### Task directions
Copy the lines below verbatim, leaving out the picture.

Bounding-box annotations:

_____

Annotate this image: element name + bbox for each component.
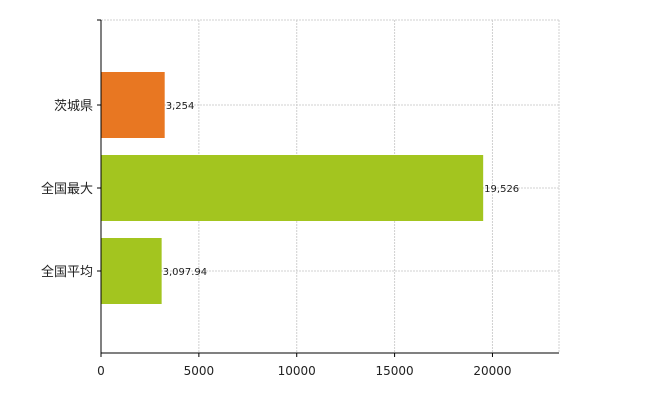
x-tick-label: 20000 — [473, 364, 511, 378]
bar — [101, 72, 165, 138]
bar — [101, 155, 484, 221]
category-label: 全国平均 — [41, 264, 93, 280]
data-label: 19,526 — [484, 184, 519, 195]
grid-lines — [101, 19, 560, 353]
category-label: 全国最大 — [41, 181, 93, 197]
labels: 3,254 茨城県 19,526 全国最大 3,097.94 全国平均 0 5000 10000… — [41, 99, 519, 378]
data-label: 3,097.94 — [163, 267, 208, 278]
x-tick-label: 0 — [97, 364, 105, 378]
x-tick-label: 5000 — [184, 364, 215, 378]
category-label: 茨城県 — [54, 99, 93, 114]
x-tick-label: 15000 — [375, 364, 413, 378]
x-tick-label: 10000 — [278, 364, 316, 378]
bars — [101, 72, 484, 304]
bar — [101, 238, 162, 304]
data-label: 3,254 — [166, 101, 195, 112]
axes — [97, 19, 559, 357]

_____

### Exercise answer
Annotate this image: element name + bbox for each component.
x-tick-label: 20000 — [473, 364, 511, 378]
bar — [101, 72, 165, 138]
bar — [101, 155, 484, 221]
category-label: 全国平均 — [41, 264, 93, 280]
data-label: 19,526 — [484, 184, 519, 195]
grid-lines — [101, 19, 560, 353]
category-label: 全国最大 — [41, 181, 93, 197]
labels: 3,254 茨城県 19,526 全国最大 3,097.94 全国平均 0 5000 10000… — [41, 99, 519, 378]
data-label: 3,097.94 — [163, 267, 208, 278]
x-tick-label: 0 — [97, 364, 105, 378]
x-tick-label: 5000 — [184, 364, 215, 378]
category-label: 茨城県 — [54, 99, 93, 114]
x-tick-label: 15000 — [375, 364, 413, 378]
x-tick-label: 10000 — [278, 364, 316, 378]
bars — [101, 72, 484, 304]
bar — [101, 238, 162, 304]
data-label: 3,254 — [166, 101, 195, 112]
axes — [97, 19, 559, 357]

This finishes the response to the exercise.